:: Input ::
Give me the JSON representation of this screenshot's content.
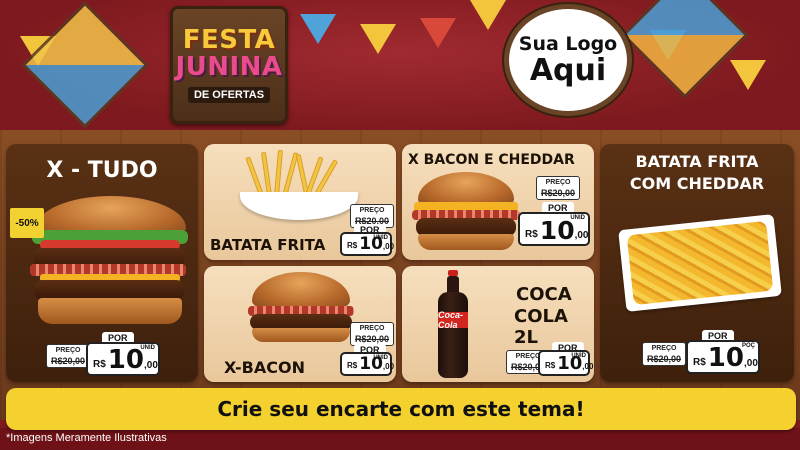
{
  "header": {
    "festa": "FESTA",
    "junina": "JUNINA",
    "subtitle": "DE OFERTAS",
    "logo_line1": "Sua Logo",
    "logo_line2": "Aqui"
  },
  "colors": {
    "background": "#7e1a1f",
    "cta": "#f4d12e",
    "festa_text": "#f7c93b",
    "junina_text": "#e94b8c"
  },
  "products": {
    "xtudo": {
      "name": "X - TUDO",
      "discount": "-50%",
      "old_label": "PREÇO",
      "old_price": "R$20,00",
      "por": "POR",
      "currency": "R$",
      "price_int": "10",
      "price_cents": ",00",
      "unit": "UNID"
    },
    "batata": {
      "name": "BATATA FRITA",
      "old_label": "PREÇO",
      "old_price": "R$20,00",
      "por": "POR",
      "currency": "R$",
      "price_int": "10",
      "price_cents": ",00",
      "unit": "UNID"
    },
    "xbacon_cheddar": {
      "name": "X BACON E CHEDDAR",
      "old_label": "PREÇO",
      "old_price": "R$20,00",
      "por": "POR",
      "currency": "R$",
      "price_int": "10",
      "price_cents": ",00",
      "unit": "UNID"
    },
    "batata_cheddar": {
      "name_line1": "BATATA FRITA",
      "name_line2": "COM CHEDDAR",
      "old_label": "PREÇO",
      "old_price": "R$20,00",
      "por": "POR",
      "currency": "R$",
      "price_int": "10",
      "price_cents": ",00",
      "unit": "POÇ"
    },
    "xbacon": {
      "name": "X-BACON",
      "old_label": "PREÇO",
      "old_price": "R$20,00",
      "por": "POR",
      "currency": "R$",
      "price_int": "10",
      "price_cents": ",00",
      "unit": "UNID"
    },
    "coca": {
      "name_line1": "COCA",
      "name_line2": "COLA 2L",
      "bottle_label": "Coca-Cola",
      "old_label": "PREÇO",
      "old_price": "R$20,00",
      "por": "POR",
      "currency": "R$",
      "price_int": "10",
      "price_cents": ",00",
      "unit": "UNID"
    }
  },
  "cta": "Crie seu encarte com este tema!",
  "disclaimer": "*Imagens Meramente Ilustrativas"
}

:: Written task ::
Repeat the material above word for word, please, apart from its images.

:: Problem solution ::
Give me the JSON representation of this screenshot's content.
{
  "header": {
    "festa": "FESTA",
    "junina": "JUNINA",
    "subtitle": "DE OFERTAS",
    "logo_line1": "Sua Logo",
    "logo_line2": "Aqui"
  },
  "colors": {
    "background": "#7e1a1f",
    "cta": "#f4d12e",
    "festa_text": "#f7c93b",
    "junina_text": "#e94b8c"
  },
  "products": {
    "xtudo": {
      "name": "X - TUDO",
      "discount": "-50%",
      "old_label": "PREÇO",
      "old_price": "R$20,00",
      "por": "POR",
      "currency": "R$",
      "price_int": "10",
      "price_cents": ",00",
      "unit": "UNID"
    },
    "batata": {
      "name": "BATATA FRITA",
      "old_label": "PREÇO",
      "old_price": "R$20,00",
      "por": "POR",
      "currency": "R$",
      "price_int": "10",
      "price_cents": ",00",
      "unit": "UNID"
    },
    "xbacon_cheddar": {
      "name": "X BACON E CHEDDAR",
      "old_label": "PREÇO",
      "old_price": "R$20,00",
      "por": "POR",
      "currency": "R$",
      "price_int": "10",
      "price_cents": ",00",
      "unit": "UNID"
    },
    "batata_cheddar": {
      "name_line1": "BATATA FRITA",
      "name_line2": "COM CHEDDAR",
      "old_label": "PREÇO",
      "old_price": "R$20,00",
      "por": "POR",
      "currency": "R$",
      "price_int": "10",
      "price_cents": ",00",
      "unit": "POÇ"
    },
    "xbacon": {
      "name": "X-BACON",
      "old_label": "PREÇO",
      "old_price": "R$20,00",
      "por": "POR",
      "currency": "R$",
      "price_int": "10",
      "price_cents": ",00",
      "unit": "UNID"
    },
    "coca": {
      "name_line1": "COCA",
      "name_line2": "COLA 2L",
      "bottle_label": "Coca-Cola",
      "old_label": "PREÇO",
      "old_price": "R$20,00",
      "por": "POR",
      "currency": "R$",
      "price_int": "10",
      "price_cents": ",00",
      "unit": "UNID"
    }
  },
  "cta": "Crie seu encarte com este tema!",
  "disclaimer": "*Imagens Meramente Ilustrativas"
}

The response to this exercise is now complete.